# TASK REQUIREMENTS
Entries follow. Set all of them down as they stand.

** START OF DATASET **

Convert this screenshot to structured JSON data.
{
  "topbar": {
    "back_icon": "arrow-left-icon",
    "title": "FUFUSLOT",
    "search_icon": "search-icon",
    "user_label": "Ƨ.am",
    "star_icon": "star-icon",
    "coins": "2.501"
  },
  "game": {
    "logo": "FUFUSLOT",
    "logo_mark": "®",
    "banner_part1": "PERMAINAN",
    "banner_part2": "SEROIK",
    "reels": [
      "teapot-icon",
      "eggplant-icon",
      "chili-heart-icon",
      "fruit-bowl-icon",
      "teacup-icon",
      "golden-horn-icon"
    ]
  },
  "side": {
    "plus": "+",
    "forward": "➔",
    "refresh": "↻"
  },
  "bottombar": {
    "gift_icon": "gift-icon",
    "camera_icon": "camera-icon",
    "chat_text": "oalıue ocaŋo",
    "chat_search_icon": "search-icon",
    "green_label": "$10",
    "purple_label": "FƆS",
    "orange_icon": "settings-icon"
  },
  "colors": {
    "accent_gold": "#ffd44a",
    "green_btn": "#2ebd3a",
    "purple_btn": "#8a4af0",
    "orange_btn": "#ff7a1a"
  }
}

** END OF DATASET **

# IN RESPONSE
Convert this screenshot to structured JSON data.
{
  "topbar": {
    "back_icon": "arrow-left-icon",
    "title": "FUFUSLOT",
    "search_icon": "search-icon",
    "user_label": "Ƨ.am",
    "star_icon": "star-icon",
    "coins": "2.501"
  },
  "game": {
    "logo": "FUFUSLOT",
    "logo_mark": "®",
    "banner_part1": "PERMAINAN",
    "banner_part2": "SEROIK",
    "reels": [
      "teapot-icon",
      "eggplant-icon",
      "chili-heart-icon",
      "fruit-bowl-icon",
      "teacup-icon",
      "golden-horn-icon"
    ]
  },
  "side": {
    "plus": "+",
    "forward": "➔",
    "refresh": "↻"
  },
  "bottombar": {
    "gift_icon": "gift-icon",
    "camera_icon": "camera-icon",
    "chat_text": "oalıue ocaŋo",
    "chat_search_icon": "search-icon",
    "green_label": "$10",
    "purple_label": "FƆS",
    "orange_icon": "settings-icon"
  },
  "colors": {
    "accent_gold": "#ffd44a",
    "green_btn": "#2ebd3a",
    "purple_btn": "#8a4af0",
    "orange_btn": "#ff7a1a"
  }
}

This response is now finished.